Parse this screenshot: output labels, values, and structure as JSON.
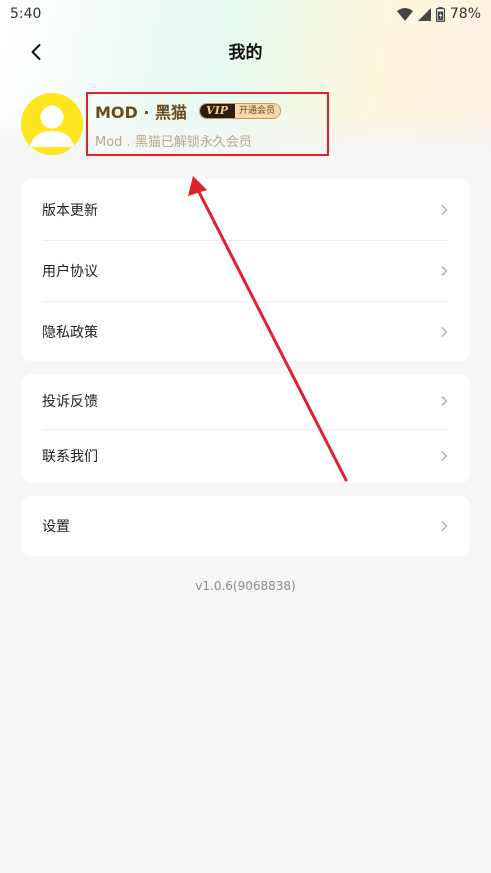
{
  "status_bar": {
    "time": "5:40",
    "battery": "78%"
  },
  "header": {
    "title": "我的",
    "back_icon": "chevron-left-icon"
  },
  "profile": {
    "name": "MOD · 黑猫",
    "vip_tag": "VIP",
    "vip_action": "开通会员",
    "description": "Mod . 黑猫已解锁永久会员"
  },
  "menu_groups": [
    {
      "items": [
        {
          "label": "版本更新"
        },
        {
          "label": "用户协议"
        },
        {
          "label": "隐私政策"
        }
      ]
    },
    {
      "items": [
        {
          "label": "投诉反馈"
        },
        {
          "label": "联系我们"
        }
      ]
    },
    {
      "items": [
        {
          "label": "设置"
        }
      ]
    }
  ],
  "version": "v1.0.6(9068838)",
  "colors": {
    "highlight_box": "#e0202b",
    "avatar_bg": "#ffe51f",
    "user_name": "#6b4a1c",
    "page_bg": "#f6f6f6"
  }
}
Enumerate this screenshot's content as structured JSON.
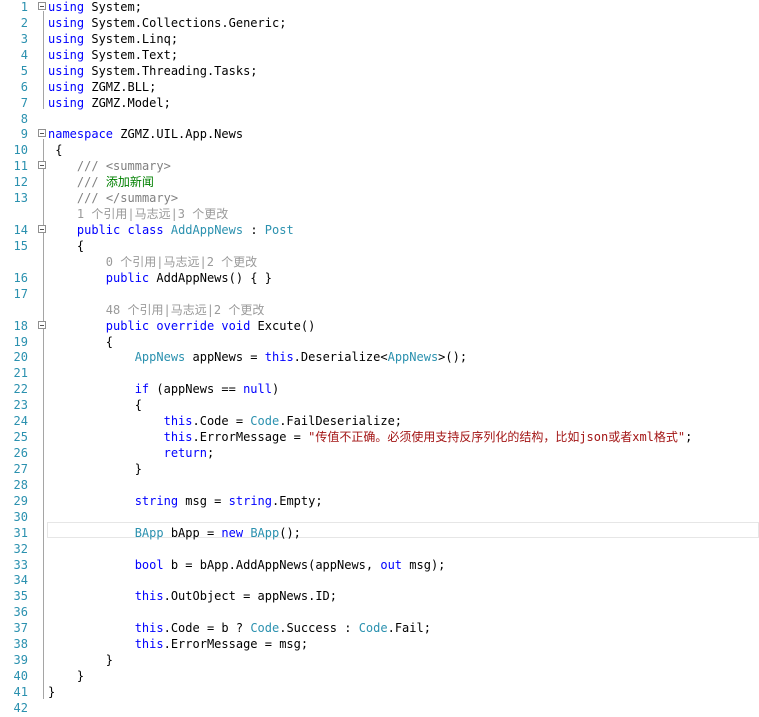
{
  "editor": {
    "lines": [
      {
        "no": "1",
        "tokens": [
          {
            "t": "using",
            "c": "kw"
          },
          {
            "t": " System;"
          }
        ]
      },
      {
        "no": "2",
        "tokens": [
          {
            "t": "using",
            "c": "kw"
          },
          {
            "t": " System.Collections.Generic;"
          }
        ]
      },
      {
        "no": "3",
        "tokens": [
          {
            "t": "using",
            "c": "kw"
          },
          {
            "t": " System.Linq;"
          }
        ]
      },
      {
        "no": "4",
        "tokens": [
          {
            "t": "using",
            "c": "kw"
          },
          {
            "t": " System.Text;"
          }
        ]
      },
      {
        "no": "5",
        "tokens": [
          {
            "t": "using",
            "c": "kw"
          },
          {
            "t": " System.Threading.Tasks;"
          }
        ]
      },
      {
        "no": "6",
        "tokens": [
          {
            "t": "using",
            "c": "kw"
          },
          {
            "t": " ZGMZ.BLL;"
          }
        ]
      },
      {
        "no": "7",
        "tokens": [
          {
            "t": "using",
            "c": "kw"
          },
          {
            "t": " ZGMZ.Model;"
          }
        ]
      },
      {
        "no": "8",
        "tokens": []
      },
      {
        "no": "9",
        "tokens": [
          {
            "t": "namespace",
            "c": "kw"
          },
          {
            "t": " ZGMZ.UIL.App.News"
          }
        ]
      },
      {
        "no": "10",
        "tokens": [
          {
            "t": " {"
          }
        ]
      },
      {
        "no": "11",
        "tokens": [
          {
            "t": "    "
          },
          {
            "t": "///",
            "c": "cg"
          },
          {
            "t": " ",
            "c": "cm"
          },
          {
            "t": "<summary>",
            "c": "cg"
          }
        ]
      },
      {
        "no": "12",
        "tokens": [
          {
            "t": "    "
          },
          {
            "t": "///",
            "c": "cg"
          },
          {
            "t": " 添加新闻",
            "c": "cm"
          }
        ]
      },
      {
        "no": "13",
        "tokens": [
          {
            "t": "    "
          },
          {
            "t": "///",
            "c": "cg"
          },
          {
            "t": " ",
            "c": "cm"
          },
          {
            "t": "</summary>",
            "c": "cg"
          }
        ]
      },
      {
        "lens": "    1 个引用|马志远|3 个更改"
      },
      {
        "no": "14",
        "tokens": [
          {
            "t": "    "
          },
          {
            "t": "public",
            "c": "kw"
          },
          {
            "t": " "
          },
          {
            "t": "class",
            "c": "kw"
          },
          {
            "t": " "
          },
          {
            "t": "AddAppNews",
            "c": "ty"
          },
          {
            "t": " : "
          },
          {
            "t": "Post",
            "c": "ty"
          }
        ]
      },
      {
        "no": "15",
        "tokens": [
          {
            "t": "    {"
          }
        ]
      },
      {
        "lens": "        0 个引用|马志远|2 个更改"
      },
      {
        "no": "16",
        "tokens": [
          {
            "t": "        "
          },
          {
            "t": "public",
            "c": "kw"
          },
          {
            "t": " AddAppNews() { }"
          }
        ]
      },
      {
        "no": "17",
        "tokens": []
      },
      {
        "lens": "        48 个引用|马志远|2 个更改"
      },
      {
        "no": "18",
        "tokens": [
          {
            "t": "        "
          },
          {
            "t": "public",
            "c": "kw"
          },
          {
            "t": " "
          },
          {
            "t": "override",
            "c": "kw"
          },
          {
            "t": " "
          },
          {
            "t": "void",
            "c": "kw"
          },
          {
            "t": " Excute()"
          }
        ]
      },
      {
        "no": "19",
        "tokens": [
          {
            "t": "        {"
          }
        ]
      },
      {
        "no": "20",
        "tokens": [
          {
            "t": "            "
          },
          {
            "t": "AppNews",
            "c": "ty"
          },
          {
            "t": " appNews = "
          },
          {
            "t": "this",
            "c": "kw"
          },
          {
            "t": ".Deserialize<"
          },
          {
            "t": "AppNews",
            "c": "ty"
          },
          {
            "t": ">();"
          }
        ]
      },
      {
        "no": "21",
        "tokens": []
      },
      {
        "no": "22",
        "tokens": [
          {
            "t": "            "
          },
          {
            "t": "if",
            "c": "kw"
          },
          {
            "t": " (appNews == "
          },
          {
            "t": "null",
            "c": "kw"
          },
          {
            "t": ")"
          }
        ]
      },
      {
        "no": "23",
        "tokens": [
          {
            "t": "            {"
          }
        ]
      },
      {
        "no": "24",
        "tokens": [
          {
            "t": "                "
          },
          {
            "t": "this",
            "c": "kw"
          },
          {
            "t": ".Code = "
          },
          {
            "t": "Code",
            "c": "ty"
          },
          {
            "t": ".FailDeserialize;"
          }
        ]
      },
      {
        "no": "25",
        "tokens": [
          {
            "t": "                "
          },
          {
            "t": "this",
            "c": "kw"
          },
          {
            "t": ".ErrorMessage = "
          },
          {
            "t": "\"传值不正确。必须使用支持反序列化的结构，比如json或者xml格式\"",
            "c": "str"
          },
          {
            "t": ";"
          }
        ]
      },
      {
        "no": "26",
        "tokens": [
          {
            "t": "                "
          },
          {
            "t": "return",
            "c": "kw"
          },
          {
            "t": ";"
          }
        ]
      },
      {
        "no": "27",
        "tokens": [
          {
            "t": "            }"
          }
        ]
      },
      {
        "no": "28",
        "tokens": []
      },
      {
        "no": "29",
        "tokens": [
          {
            "t": "            "
          },
          {
            "t": "string",
            "c": "kw"
          },
          {
            "t": " msg = "
          },
          {
            "t": "string",
            "c": "kw"
          },
          {
            "t": ".Empty;"
          }
        ]
      },
      {
        "no": "30",
        "tokens": []
      },
      {
        "no": "31",
        "tokens": [
          {
            "t": "            "
          },
          {
            "t": "BApp",
            "c": "ty"
          },
          {
            "t": " bApp = "
          },
          {
            "t": "new",
            "c": "kw"
          },
          {
            "t": " "
          },
          {
            "t": "BApp",
            "c": "ty"
          },
          {
            "t": "();"
          }
        ]
      },
      {
        "no": "32",
        "tokens": []
      },
      {
        "no": "33",
        "tokens": [
          {
            "t": "            "
          },
          {
            "t": "bool",
            "c": "kw"
          },
          {
            "t": " b = bApp.AddAppNews(appNews, "
          },
          {
            "t": "out",
            "c": "kw"
          },
          {
            "t": " msg);"
          }
        ]
      },
      {
        "no": "34",
        "tokens": []
      },
      {
        "no": "35",
        "tokens": [
          {
            "t": "            "
          },
          {
            "t": "this",
            "c": "kw"
          },
          {
            "t": ".OutObject = appNews.ID;"
          }
        ]
      },
      {
        "no": "36",
        "tokens": []
      },
      {
        "no": "37",
        "tokens": [
          {
            "t": "            "
          },
          {
            "t": "this",
            "c": "kw"
          },
          {
            "t": ".Code = b ? "
          },
          {
            "t": "Code",
            "c": "ty"
          },
          {
            "t": ".Success : "
          },
          {
            "t": "Code",
            "c": "ty"
          },
          {
            "t": ".Fail;"
          }
        ]
      },
      {
        "no": "38",
        "tokens": [
          {
            "t": "            "
          },
          {
            "t": "this",
            "c": "kw"
          },
          {
            "t": ".ErrorMessage = msg;"
          }
        ]
      },
      {
        "no": "39",
        "tokens": [
          {
            "t": "        }"
          }
        ]
      },
      {
        "no": "40",
        "tokens": [
          {
            "t": "    }"
          }
        ]
      },
      {
        "no": "41",
        "tokens": [
          {
            "t": "}"
          }
        ]
      },
      {
        "no": "42",
        "tokens": []
      }
    ],
    "fold_rows": [
      "1",
      "9",
      "11",
      "14",
      "18"
    ],
    "current_line": "31"
  }
}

----

* Stated task
Tally how many lines of the data include the word "screenshot". Write the number and nothing else.

* Result for this exercise
2